Every record below should be printed exactly as given.

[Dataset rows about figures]
● ● ● ● ●
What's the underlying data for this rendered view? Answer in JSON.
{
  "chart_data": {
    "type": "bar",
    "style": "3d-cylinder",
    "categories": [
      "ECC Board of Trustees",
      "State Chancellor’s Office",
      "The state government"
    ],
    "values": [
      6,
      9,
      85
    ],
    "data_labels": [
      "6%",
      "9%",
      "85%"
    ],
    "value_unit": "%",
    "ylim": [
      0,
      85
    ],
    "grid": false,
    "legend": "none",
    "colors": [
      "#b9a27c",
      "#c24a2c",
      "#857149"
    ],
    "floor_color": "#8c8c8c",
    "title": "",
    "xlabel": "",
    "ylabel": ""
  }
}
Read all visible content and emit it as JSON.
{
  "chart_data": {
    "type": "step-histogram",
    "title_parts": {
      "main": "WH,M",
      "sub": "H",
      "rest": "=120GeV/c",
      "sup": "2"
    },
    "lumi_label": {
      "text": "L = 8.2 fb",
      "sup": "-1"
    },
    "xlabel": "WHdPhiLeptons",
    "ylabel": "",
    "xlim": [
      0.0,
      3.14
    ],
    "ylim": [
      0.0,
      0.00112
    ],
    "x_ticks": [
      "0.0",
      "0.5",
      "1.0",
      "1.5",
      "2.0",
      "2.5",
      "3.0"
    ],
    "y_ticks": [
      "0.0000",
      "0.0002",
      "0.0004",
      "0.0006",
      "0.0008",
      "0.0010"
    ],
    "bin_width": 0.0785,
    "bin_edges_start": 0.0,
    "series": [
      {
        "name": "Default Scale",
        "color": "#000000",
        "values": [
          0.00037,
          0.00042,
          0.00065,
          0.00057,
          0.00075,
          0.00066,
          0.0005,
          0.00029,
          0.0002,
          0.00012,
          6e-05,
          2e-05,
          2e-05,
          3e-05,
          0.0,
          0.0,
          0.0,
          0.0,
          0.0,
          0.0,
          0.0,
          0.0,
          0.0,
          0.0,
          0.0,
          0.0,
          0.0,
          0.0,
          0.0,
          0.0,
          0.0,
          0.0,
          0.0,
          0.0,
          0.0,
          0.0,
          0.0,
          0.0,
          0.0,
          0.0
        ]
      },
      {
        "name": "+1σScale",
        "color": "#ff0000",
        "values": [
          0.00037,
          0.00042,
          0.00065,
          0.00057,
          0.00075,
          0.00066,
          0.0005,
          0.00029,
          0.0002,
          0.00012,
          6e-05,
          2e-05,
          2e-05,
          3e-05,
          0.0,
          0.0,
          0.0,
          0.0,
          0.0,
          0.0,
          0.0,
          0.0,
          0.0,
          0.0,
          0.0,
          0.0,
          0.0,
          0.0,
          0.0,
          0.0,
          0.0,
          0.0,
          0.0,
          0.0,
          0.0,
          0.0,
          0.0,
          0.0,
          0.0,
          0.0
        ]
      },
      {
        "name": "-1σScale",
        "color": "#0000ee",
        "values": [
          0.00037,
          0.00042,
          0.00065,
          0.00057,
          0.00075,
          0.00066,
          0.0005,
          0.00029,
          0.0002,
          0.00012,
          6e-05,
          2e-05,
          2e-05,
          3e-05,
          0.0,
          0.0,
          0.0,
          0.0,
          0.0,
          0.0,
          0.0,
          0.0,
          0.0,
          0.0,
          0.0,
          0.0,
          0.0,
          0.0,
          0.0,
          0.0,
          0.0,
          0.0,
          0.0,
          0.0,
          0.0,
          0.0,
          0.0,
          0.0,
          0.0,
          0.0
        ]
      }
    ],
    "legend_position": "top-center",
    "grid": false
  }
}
● ● ● ● ●
■ **EXPECTED ANSWER**
What's the underlying data for this rendered view? Answer in JSON.
{
  "chart_data": {
    "type": "bar",
    "style": "3d-cylinder",
    "categories": [
      "ECC Board of Trustees",
      "State Chancellor’s Office",
      "The state government"
    ],
    "values": [
      6,
      9,
      85
    ],
    "data_labels": [
      "6%",
      "9%",
      "85%"
    ],
    "value_unit": "%",
    "ylim": [
      0,
      85
    ],
    "grid": false,
    "legend": "none",
    "colors": [
      "#b9a27c",
      "#c24a2c",
      "#857149"
    ],
    "floor_color": "#8c8c8c",
    "title": "",
    "xlabel": "",
    "ylabel": ""
  }
}
Read all visible content and emit it as JSON.
{
  "chart_data": {
    "type": "step-histogram",
    "title_parts": {
      "main": "WH,M",
      "sub": "H",
      "rest": "=120GeV/c",
      "sup": "2"
    },
    "lumi_label": {
      "text": "L = 8.2 fb",
      "sup": "-1"
    },
    "xlabel": "WHdPhiLeptons",
    "ylabel": "",
    "xlim": [
      0.0,
      3.14
    ],
    "ylim": [
      0.0,
      0.00112
    ],
    "x_ticks": [
      "0.0",
      "0.5",
      "1.0",
      "1.5",
      "2.0",
      "2.5",
      "3.0"
    ],
    "y_ticks": [
      "0.0000",
      "0.0002",
      "0.0004",
      "0.0006",
      "0.0008",
      "0.0010"
    ],
    "bin_width": 0.0785,
    "bin_edges_start": 0.0,
    "series": [
      {
        "name": "Default Scale",
        "color": "#000000",
        "values": [
          0.00037,
          0.00042,
          0.00065,
          0.00057,
          0.00075,
          0.00066,
          0.0005,
          0.00029,
          0.0002,
          0.00012,
          6e-05,
          2e-05,
          2e-05,
          3e-05,
          0.0,
          0.0,
          0.0,
          0.0,
          0.0,
          0.0,
          0.0,
          0.0,
          0.0,
          0.0,
          0.0,
          0.0,
          0.0,
          0.0,
          0.0,
          0.0,
          0.0,
          0.0,
          0.0,
          0.0,
          0.0,
          0.0,
          0.0,
          0.0,
          0.0,
          0.0
        ]
      },
      {
        "name": "+1σScale",
        "color": "#ff0000",
        "values": [
          0.00037,
          0.00042,
          0.00065,
          0.00057,
          0.00075,
          0.00066,
          0.0005,
          0.00029,
          0.0002,
          0.00012,
          6e-05,
          2e-05,
          2e-05,
          3e-05,
          0.0,
          0.0,
          0.0,
          0.0,
          0.0,
          0.0,
          0.0,
          0.0,
          0.0,
          0.0,
          0.0,
          0.0,
          0.0,
          0.0,
          0.0,
          0.0,
          0.0,
          0.0,
          0.0,
          0.0,
          0.0,
          0.0,
          0.0,
          0.0,
          0.0,
          0.0
        ]
      },
      {
        "name": "-1σScale",
        "color": "#0000ee",
        "values": [
          0.00037,
          0.00042,
          0.00065,
          0.00057,
          0.00075,
          0.00066,
          0.0005,
          0.00029,
          0.0002,
          0.00012,
          6e-05,
          2e-05,
          2e-05,
          3e-05,
          0.0,
          0.0,
          0.0,
          0.0,
          0.0,
          0.0,
          0.0,
          0.0,
          0.0,
          0.0,
          0.0,
          0.0,
          0.0,
          0.0,
          0.0,
          0.0,
          0.0,
          0.0,
          0.0,
          0.0,
          0.0,
          0.0,
          0.0,
          0.0,
          0.0,
          0.0
        ]
      }
    ],
    "legend_position": "top-center",
    "grid": false
  }
}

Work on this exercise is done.